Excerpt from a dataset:

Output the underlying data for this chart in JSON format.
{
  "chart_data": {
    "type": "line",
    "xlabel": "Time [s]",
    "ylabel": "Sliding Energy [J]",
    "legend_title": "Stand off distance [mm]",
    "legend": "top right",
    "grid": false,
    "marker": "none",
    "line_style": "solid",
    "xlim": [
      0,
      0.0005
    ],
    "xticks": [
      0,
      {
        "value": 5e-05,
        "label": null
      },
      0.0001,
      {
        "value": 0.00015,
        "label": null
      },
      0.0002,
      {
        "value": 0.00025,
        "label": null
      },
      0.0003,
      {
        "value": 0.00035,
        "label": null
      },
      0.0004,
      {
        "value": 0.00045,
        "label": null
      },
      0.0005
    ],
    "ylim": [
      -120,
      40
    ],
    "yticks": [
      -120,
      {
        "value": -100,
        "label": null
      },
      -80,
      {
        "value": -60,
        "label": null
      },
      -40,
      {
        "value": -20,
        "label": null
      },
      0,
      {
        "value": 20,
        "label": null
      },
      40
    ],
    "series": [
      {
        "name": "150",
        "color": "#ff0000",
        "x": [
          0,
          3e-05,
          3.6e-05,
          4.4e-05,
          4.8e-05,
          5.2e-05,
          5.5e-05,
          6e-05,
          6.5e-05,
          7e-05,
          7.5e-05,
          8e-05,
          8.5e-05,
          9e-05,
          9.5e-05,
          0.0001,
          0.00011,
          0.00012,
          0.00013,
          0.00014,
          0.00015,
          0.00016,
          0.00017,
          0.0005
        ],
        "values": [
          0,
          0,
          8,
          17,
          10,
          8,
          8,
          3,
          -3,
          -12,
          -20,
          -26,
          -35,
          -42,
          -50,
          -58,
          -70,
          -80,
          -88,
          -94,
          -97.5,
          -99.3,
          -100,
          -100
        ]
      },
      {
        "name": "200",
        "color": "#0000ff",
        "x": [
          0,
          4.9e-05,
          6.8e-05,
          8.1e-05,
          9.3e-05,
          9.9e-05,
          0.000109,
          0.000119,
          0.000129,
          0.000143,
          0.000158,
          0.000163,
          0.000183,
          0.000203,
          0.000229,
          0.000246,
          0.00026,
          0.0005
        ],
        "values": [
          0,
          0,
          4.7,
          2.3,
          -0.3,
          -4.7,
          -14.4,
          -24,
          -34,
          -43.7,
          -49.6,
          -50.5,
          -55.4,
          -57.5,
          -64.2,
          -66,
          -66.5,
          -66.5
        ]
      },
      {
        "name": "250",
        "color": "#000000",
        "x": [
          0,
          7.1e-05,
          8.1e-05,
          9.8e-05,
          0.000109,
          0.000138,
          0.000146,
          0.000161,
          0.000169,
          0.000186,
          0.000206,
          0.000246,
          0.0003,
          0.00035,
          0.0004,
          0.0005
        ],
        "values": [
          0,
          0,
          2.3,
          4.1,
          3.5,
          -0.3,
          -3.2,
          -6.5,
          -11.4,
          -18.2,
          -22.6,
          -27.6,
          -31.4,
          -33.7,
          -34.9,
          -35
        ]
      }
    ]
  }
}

_Instruction_:
Show all lines from the data above in which the word "color" appears.

_Solution_:
        "color": "#ff0000",
        "color": "#0000ff",
        "color": "#000000",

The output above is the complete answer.